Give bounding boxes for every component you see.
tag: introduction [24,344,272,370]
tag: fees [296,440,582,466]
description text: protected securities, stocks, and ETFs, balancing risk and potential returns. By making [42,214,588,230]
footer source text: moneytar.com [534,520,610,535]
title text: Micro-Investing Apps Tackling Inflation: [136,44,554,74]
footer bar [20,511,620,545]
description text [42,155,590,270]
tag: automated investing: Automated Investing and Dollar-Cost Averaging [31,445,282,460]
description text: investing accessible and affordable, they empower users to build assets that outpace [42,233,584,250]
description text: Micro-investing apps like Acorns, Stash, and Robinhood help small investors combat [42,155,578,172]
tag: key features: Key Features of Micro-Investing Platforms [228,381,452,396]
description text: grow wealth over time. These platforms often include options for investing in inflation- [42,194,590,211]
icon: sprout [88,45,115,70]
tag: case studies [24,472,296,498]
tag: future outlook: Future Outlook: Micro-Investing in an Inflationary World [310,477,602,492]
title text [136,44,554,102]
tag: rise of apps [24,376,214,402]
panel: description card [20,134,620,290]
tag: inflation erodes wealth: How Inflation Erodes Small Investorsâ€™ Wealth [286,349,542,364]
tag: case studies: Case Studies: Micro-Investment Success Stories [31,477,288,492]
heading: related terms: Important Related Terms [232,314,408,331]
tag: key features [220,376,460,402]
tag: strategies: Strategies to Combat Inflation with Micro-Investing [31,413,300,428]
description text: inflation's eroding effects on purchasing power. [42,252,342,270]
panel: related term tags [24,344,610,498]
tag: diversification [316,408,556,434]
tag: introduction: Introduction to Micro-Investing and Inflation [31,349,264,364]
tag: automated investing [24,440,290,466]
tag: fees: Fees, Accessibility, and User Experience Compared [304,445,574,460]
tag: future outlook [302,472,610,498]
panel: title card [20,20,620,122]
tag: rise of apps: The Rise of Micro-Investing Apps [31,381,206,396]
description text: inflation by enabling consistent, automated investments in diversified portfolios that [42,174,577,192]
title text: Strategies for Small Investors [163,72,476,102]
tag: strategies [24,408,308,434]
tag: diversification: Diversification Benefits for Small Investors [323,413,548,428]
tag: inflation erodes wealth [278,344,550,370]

================================

* **Exercise**:
Pull out each row above that contains the string "future". Only matches in the same letter case count.

* **Result of this exercise**:
tag: future outlook: Future Outlook: Micro-Investing in an Inflationary World [310,477,602,492]
tag: future outlook [302,472,610,498]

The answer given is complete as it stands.